**To be done**
Copy the material that follows word for word and omit its pictures.

Dataset entries

━━━━━━━━━━

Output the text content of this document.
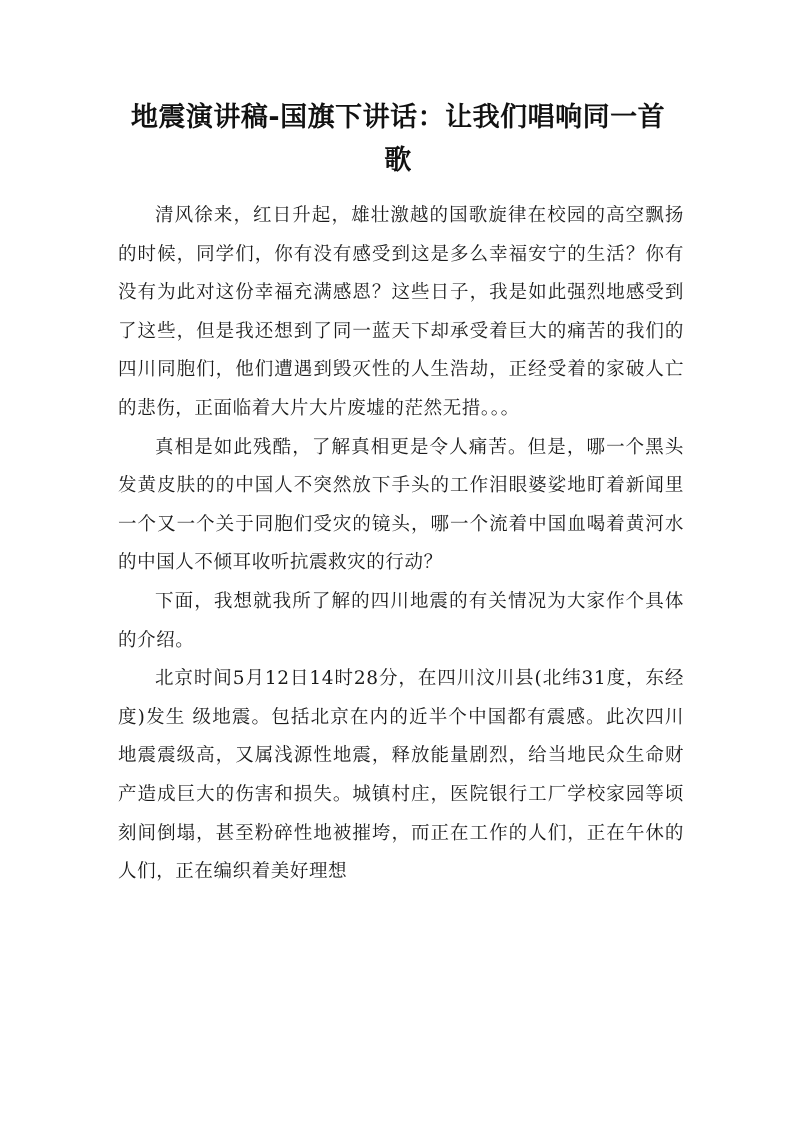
地震演讲稿-国旗下讲话：让我们唱响同一首歌

清风徐来，红日升起，雄壮激越的国歌旋律在校园的高空飘扬的时候，同学们，你有没有感受到这是多么幸福安宁的生活？你有没有为此对这份幸福充满感恩？这些日子，我是如此强烈地感受到了这些，但是我还想到了同一蓝天下却承受着巨大的痛苦的我们的四川同胞们，他们遭遇到毁灭性的人生浩劫，正经受着的家破人亡的悲伤，正面临着大片大片废墟的茫然无措。。。

真相是如此残酷，了解真相更是令人痛苦。但是，哪一个黑头发黄皮肤的的中国人不突然放下手头的工作泪眼婆娑地盯着新闻里一个又一个关于同胞们受灾的镜头，哪一个流着中国血喝着黄河水的中国人不倾耳收听抗震救灾的行动？

下面，我想就我所了解的四川地震的有关情况为大家作个具体的介绍。

北京时间5月12日14时28分，在四川汶川县(北纬31度，东经 度)发生 级地震。包括北京在内的近半个中国都有震感。此次四川地震震级高，又属浅源性地震，释放能量剧烈，给当地民众生命财产造成巨大的伤害和损失。城镇村庄，医院银行工厂学校家园等顷刻间倒塌，甚至粉碎性地被摧垮，而正在工作的人们，正在午休的人们，正在编织着美好理想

━━━━━━━━━━

**Exercise output**
Output the text content of this document.
地震演讲稿-国旗下讲话：让我们唱响同一首歌

清风徐来，红日升起，雄壮激越的国歌旋律在校园的高空飘扬的时候，同学们，你有没有感受到这是多么幸福安宁的生活？你有没有为此对这份幸福充满感恩？这些日子，我是如此强烈地感受到了这些，但是我还想到了同一蓝天下却承受着巨大的痛苦的我们的四川同胞们，他们遭遇到毁灭性的人生浩劫，正经受着的家破人亡的悲伤，正面临着大片大片废墟的茫然无措。。。

真相是如此残酷，了解真相更是令人痛苦。但是，哪一个黑头发黄皮肤的的中国人不突然放下手头的工作泪眼婆娑地盯着新闻里一个又一个关于同胞们受灾的镜头，哪一个流着中国血喝着黄河水的中国人不倾耳收听抗震救灾的行动？

下面，我想就我所了解的四川地震的有关情况为大家作个具体的介绍。

北京时间5月12日14时28分，在四川汶川县(北纬31度，东经 度)发生 级地震。包括北京在内的近半个中国都有震感。此次四川地震震级高，又属浅源性地震，释放能量剧烈，给当地民众生命财产造成巨大的伤害和损失。城镇村庄，医院银行工厂学校家园等顷刻间倒塌，甚至粉碎性地被摧垮，而正在工作的人们，正在午休的人们，正在编织着美好理想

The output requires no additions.